* _TASK INSTRUCTIONS_: Using the records below, please work out how many lines contain "przetargowych"; answer with the number alone.

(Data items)
+===+
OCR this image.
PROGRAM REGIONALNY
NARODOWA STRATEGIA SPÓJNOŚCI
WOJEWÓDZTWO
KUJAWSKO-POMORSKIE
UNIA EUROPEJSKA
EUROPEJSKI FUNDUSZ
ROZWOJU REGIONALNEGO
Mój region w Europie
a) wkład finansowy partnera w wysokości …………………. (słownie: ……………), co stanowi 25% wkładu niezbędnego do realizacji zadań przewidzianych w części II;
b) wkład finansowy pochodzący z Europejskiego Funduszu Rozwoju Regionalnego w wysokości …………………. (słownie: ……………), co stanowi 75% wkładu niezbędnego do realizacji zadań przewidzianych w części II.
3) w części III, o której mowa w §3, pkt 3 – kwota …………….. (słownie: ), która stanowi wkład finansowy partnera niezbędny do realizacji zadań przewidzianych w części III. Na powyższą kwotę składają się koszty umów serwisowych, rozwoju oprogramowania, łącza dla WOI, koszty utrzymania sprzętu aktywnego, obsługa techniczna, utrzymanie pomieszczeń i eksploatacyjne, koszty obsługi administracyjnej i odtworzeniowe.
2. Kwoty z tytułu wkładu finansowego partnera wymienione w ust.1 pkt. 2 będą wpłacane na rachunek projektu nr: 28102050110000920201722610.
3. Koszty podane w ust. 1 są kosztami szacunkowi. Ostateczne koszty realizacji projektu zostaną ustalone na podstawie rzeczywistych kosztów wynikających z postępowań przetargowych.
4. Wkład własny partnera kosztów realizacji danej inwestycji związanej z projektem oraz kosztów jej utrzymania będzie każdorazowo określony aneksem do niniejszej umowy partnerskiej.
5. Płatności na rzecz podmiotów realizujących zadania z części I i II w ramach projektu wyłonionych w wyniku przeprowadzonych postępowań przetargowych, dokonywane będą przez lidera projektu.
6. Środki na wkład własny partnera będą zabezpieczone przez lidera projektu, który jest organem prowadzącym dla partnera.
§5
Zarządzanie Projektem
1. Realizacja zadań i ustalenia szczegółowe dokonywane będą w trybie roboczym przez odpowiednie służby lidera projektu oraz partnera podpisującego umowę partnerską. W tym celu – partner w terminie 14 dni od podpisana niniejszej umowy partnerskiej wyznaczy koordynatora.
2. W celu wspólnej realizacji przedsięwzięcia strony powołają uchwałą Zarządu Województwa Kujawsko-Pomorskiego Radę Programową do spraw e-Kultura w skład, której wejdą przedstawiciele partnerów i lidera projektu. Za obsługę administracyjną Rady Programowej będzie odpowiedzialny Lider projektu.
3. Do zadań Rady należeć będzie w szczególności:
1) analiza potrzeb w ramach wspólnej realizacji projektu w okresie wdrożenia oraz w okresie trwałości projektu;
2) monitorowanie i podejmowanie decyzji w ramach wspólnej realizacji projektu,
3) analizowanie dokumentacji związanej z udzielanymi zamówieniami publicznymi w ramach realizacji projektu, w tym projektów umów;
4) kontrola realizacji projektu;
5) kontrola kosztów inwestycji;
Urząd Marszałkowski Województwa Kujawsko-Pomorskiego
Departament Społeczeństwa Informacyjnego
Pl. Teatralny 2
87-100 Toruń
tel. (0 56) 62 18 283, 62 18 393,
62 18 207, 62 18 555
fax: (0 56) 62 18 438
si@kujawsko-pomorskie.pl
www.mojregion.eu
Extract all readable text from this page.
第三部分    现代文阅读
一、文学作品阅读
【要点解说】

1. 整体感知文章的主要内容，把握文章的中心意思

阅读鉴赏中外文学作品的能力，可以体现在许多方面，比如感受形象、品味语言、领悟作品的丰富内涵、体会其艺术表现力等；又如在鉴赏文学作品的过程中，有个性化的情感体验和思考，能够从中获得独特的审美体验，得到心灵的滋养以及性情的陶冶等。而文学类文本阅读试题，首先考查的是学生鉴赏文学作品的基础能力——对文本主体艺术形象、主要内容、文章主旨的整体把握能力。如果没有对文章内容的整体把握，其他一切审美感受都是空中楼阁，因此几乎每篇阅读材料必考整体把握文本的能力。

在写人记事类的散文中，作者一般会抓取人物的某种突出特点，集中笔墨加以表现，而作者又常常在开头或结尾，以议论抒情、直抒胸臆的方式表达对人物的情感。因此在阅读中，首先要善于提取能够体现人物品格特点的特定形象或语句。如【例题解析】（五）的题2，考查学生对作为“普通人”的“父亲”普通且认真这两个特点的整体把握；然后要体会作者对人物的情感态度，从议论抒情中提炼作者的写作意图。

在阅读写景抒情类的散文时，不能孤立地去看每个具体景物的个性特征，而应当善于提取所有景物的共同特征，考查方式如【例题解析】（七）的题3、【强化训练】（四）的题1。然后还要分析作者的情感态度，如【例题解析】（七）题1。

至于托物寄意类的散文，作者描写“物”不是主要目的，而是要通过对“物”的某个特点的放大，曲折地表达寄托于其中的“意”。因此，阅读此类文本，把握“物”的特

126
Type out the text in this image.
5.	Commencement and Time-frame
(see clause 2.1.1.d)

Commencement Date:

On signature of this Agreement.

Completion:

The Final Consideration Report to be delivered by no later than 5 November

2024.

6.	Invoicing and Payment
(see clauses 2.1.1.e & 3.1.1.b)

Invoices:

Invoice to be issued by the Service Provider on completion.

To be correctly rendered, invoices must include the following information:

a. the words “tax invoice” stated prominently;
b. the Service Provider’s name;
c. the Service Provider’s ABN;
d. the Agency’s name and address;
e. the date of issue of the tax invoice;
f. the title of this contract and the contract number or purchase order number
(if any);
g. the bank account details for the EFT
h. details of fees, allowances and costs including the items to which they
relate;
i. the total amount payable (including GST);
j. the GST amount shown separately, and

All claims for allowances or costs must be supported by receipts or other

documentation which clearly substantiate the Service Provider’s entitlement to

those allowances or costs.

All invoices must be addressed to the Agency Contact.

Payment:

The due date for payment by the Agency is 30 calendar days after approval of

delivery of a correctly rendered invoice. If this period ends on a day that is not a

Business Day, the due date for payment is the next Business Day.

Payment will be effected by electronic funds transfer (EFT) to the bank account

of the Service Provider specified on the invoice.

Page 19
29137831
+===+
* _OUTPUT OF THE EXERCISE_: 2